>> START Data entries
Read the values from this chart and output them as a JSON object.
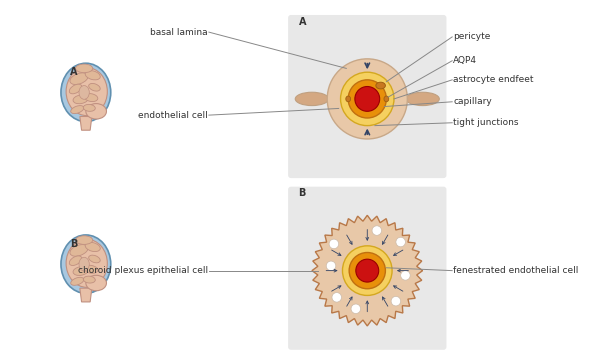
{
  "panel_a_label": "A",
  "panel_b_label": "B",
  "labels_left_a": [
    "basal lamina",
    "endothelial cell"
  ],
  "labels_right_a": [
    "pericyte",
    "AQP4",
    "astrocyte endfeet",
    "capillary",
    "tight junctions"
  ],
  "labels_left_b": [
    "choroid plexus epithelial cell"
  ],
  "labels_right_b": [
    "fenestrated endothelial cell"
  ],
  "colors": {
    "bg_color": "#ffffff",
    "panel_bg": "#e8e8e8",
    "red_core": "#cc1111",
    "orange_ring": "#e8900a",
    "yellow_ring": "#f5d060",
    "skin_outer": "#e8c8a8",
    "skin_vessel": "#d4a882",
    "blue_brain": "#a8c8e0",
    "brain_fill": "#e8c0a8",
    "pericyte_color": "#c87820",
    "dark_navy": "#334466",
    "brown_jagged": "#b87848",
    "line_color": "#888888",
    "text_color": "#333333"
  }
}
>> END Data entries
> _What you have to do_: Except for the pictures, give all the material above again verbatim.

> _Task solution_:
Read the values from this chart and output them as a JSON object.
{
  "panel_a_label": "A",
  "panel_b_label": "B",
  "labels_left_a": [
    "basal lamina",
    "endothelial cell"
  ],
  "labels_right_a": [
    "pericyte",
    "AQP4",
    "astrocyte endfeet",
    "capillary",
    "tight junctions"
  ],
  "labels_left_b": [
    "choroid plexus epithelial cell"
  ],
  "labels_right_b": [
    "fenestrated endothelial cell"
  ],
  "colors": {
    "bg_color": "#ffffff",
    "panel_bg": "#e8e8e8",
    "red_core": "#cc1111",
    "orange_ring": "#e8900a",
    "yellow_ring": "#f5d060",
    "skin_outer": "#e8c8a8",
    "skin_vessel": "#d4a882",
    "blue_brain": "#a8c8e0",
    "brain_fill": "#e8c0a8",
    "pericyte_color": "#c87820",
    "dark_navy": "#334466",
    "brown_jagged": "#b87848",
    "line_color": "#888888",
    "text_color": "#333333"
  }
}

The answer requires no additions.